◆ Task goal
Copy every record below exactly.

◆ Data for this task
________________
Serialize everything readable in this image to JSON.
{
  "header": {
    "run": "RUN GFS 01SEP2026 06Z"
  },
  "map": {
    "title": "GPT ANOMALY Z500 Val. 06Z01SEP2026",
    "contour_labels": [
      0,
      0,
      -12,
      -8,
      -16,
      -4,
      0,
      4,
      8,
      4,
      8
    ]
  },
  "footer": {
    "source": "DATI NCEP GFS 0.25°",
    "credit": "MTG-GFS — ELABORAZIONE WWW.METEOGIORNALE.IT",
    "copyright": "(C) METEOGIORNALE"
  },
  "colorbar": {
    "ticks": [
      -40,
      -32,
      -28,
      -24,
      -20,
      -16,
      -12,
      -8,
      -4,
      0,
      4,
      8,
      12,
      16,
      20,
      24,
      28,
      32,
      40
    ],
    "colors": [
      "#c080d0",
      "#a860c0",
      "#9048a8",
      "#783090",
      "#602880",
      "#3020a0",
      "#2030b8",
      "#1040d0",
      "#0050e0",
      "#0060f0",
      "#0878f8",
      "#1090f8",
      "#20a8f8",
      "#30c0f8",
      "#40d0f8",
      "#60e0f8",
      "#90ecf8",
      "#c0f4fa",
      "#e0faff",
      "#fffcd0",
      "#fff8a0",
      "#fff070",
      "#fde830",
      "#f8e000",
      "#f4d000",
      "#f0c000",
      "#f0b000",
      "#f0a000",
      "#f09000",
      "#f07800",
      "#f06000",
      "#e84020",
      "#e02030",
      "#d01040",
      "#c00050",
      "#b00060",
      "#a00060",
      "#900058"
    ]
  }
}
________________
◆ Result of this task
Serialize everything readable in this image to JSON.
{
  "header": {
    "run": "RUN GFS 01SEP2026 06Z"
  },
  "map": {
    "title": "GPT ANOMALY Z500 Val. 06Z01SEP2026",
    "contour_labels": [
      0,
      0,
      -12,
      -8,
      -16,
      -4,
      0,
      4,
      8,
      4,
      8
    ]
  },
  "footer": {
    "source": "DATI NCEP GFS 0.25°",
    "credit": "MTG-GFS — ELABORAZIONE WWW.METEOGIORNALE.IT",
    "copyright": "(C) METEOGIORNALE"
  },
  "colorbar": {
    "ticks": [
      -40,
      -32,
      -28,
      -24,
      -20,
      -16,
      -12,
      -8,
      -4,
      0,
      4,
      8,
      12,
      16,
      20,
      24,
      28,
      32,
      40
    ],
    "colors": [
      "#c080d0",
      "#a860c0",
      "#9048a8",
      "#783090",
      "#602880",
      "#3020a0",
      "#2030b8",
      "#1040d0",
      "#0050e0",
      "#0060f0",
      "#0878f8",
      "#1090f8",
      "#20a8f8",
      "#30c0f8",
      "#40d0f8",
      "#60e0f8",
      "#90ecf8",
      "#c0f4fa",
      "#e0faff",
      "#fffcd0",
      "#fff8a0",
      "#fff070",
      "#fde830",
      "#f8e000",
      "#f4d000",
      "#f0c000",
      "#f0b000",
      "#f0a000",
      "#f09000",
      "#f07800",
      "#f06000",
      "#e84020",
      "#e02030",
      "#d01040",
      "#c00050",
      "#b00060",
      "#a00060",
      "#900058"
    ]
  }
}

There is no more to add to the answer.